**Dataset entries**
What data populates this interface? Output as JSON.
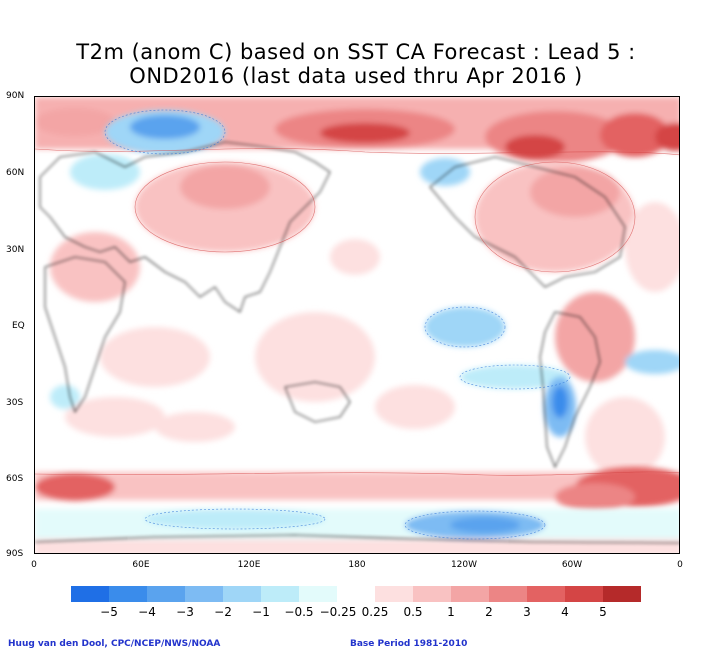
{
  "title": {
    "line1": "T2m (anom C) based on SST CA Forecast : Lead 5 :",
    "line2": "OND2016 (last data used thru Apr 2016 )"
  },
  "axes": {
    "lat_labels": [
      "90N",
      "60N",
      "30N",
      "EQ",
      "30S",
      "60S",
      "90S"
    ],
    "lon_labels": [
      "0",
      "60E",
      "120E",
      "180",
      "120W",
      "60W",
      "0"
    ]
  },
  "colorbar": {
    "labels": [
      "−5",
      "−4",
      "−3",
      "−2",
      "−1",
      "−0.5",
      "−0.25",
      "0.25",
      "0.5",
      "1",
      "2",
      "3",
      "4",
      "5"
    ],
    "colors": [
      "#1f6fe6",
      "#3a8ceb",
      "#5aa3ee",
      "#7dbbf3",
      "#9fd6f7",
      "#bdecf9",
      "#e3fbfb",
      "#ffffff",
      "#fde0e0",
      "#f9c2c2",
      "#f3a5a5",
      "#ec8585",
      "#e36262",
      "#d44545",
      "#b52a2a"
    ]
  },
  "credits": {
    "left": "Huug van den Dool, CPC/NCEP/NWS/NOAA",
    "right": "Base Period 1981-2010"
  }
}
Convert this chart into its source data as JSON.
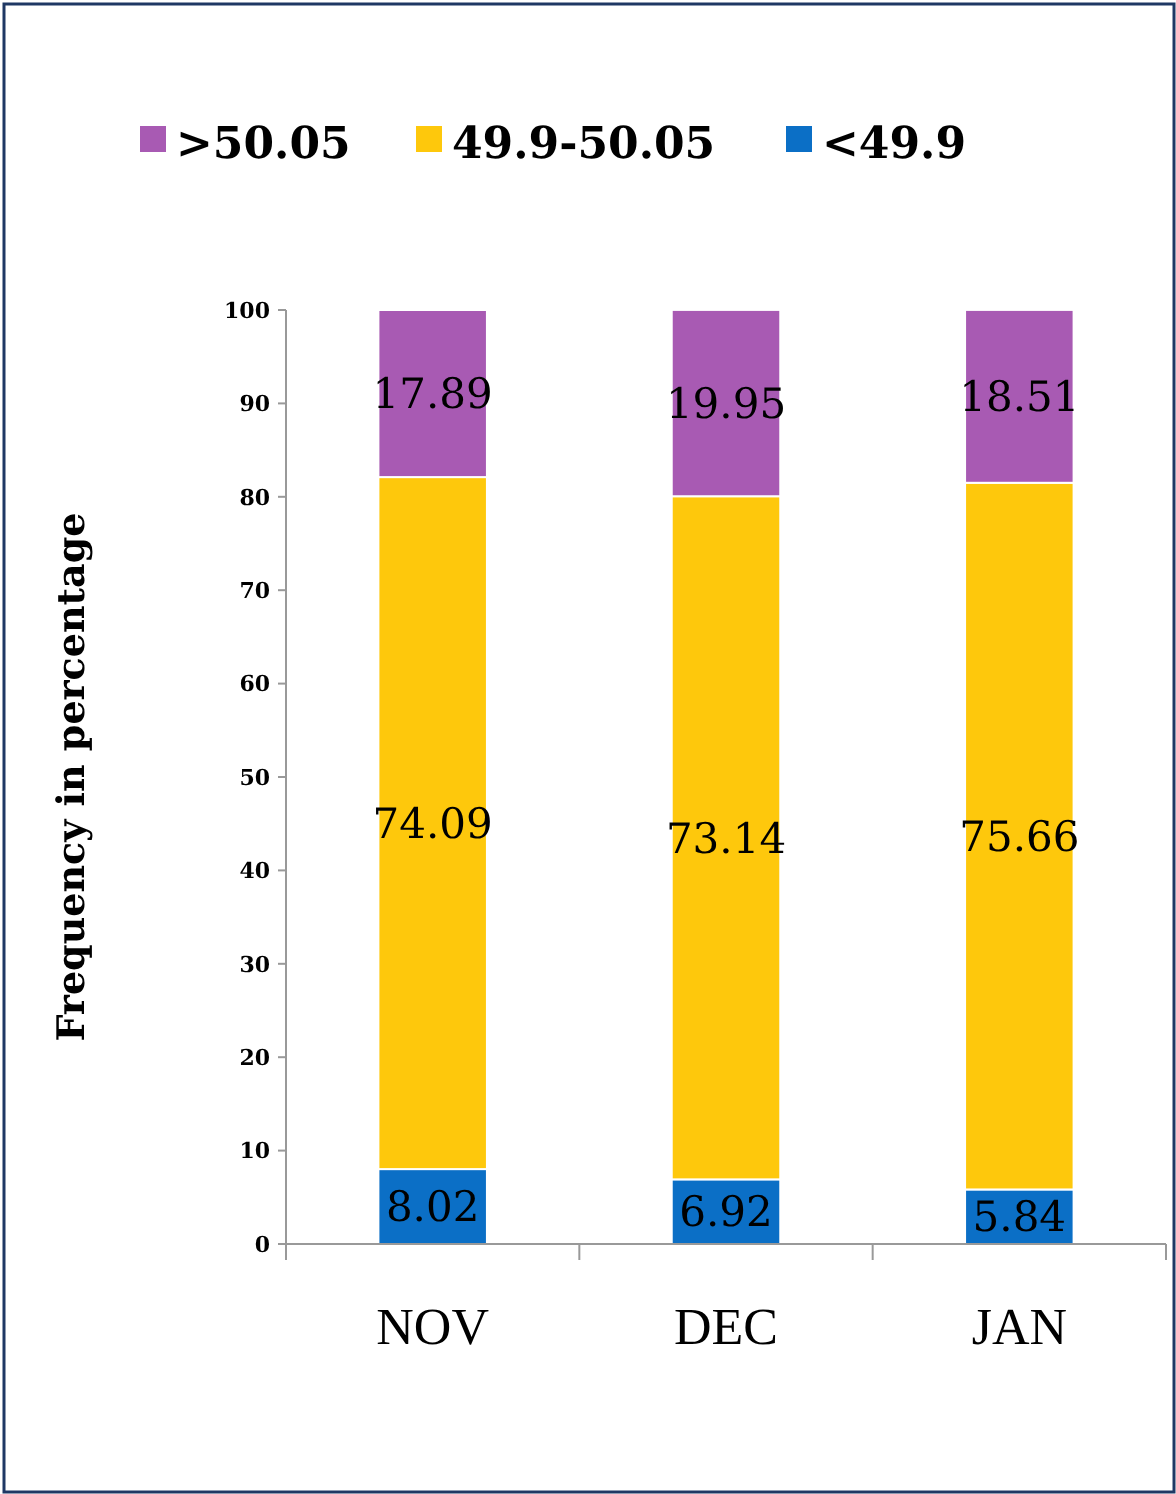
{
  "chart_data": {
    "type": "bar",
    "stacked": true,
    "ylabel": "Frequency in percentage",
    "categories": [
      "NOV",
      "DEC",
      "JAN"
    ],
    "series": [
      {
        "name": "<49.9",
        "color": "#0b6fc6",
        "values": [
          8.02,
          6.92,
          5.84
        ]
      },
      {
        "name": "49.9-50.05",
        "color": "#fec80c",
        "values": [
          74.09,
          73.14,
          75.66
        ]
      },
      {
        "name": ">50.05",
        "color": "#a85ab3",
        "values": [
          17.89,
          19.95,
          18.51
        ]
      }
    ],
    "ylim": [
      0,
      100
    ],
    "yticks": [
      0,
      10,
      20,
      30,
      40,
      50,
      60,
      70,
      80,
      90,
      100
    ],
    "data_labels": true,
    "legend": "top",
    "grid": false
  }
}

**What is asked**
Lines of the material that contain the word "this" are to be gathered.

**Written reply**
What data populates this interface? Output as JSON.
Convert this chart into its source data as JSON.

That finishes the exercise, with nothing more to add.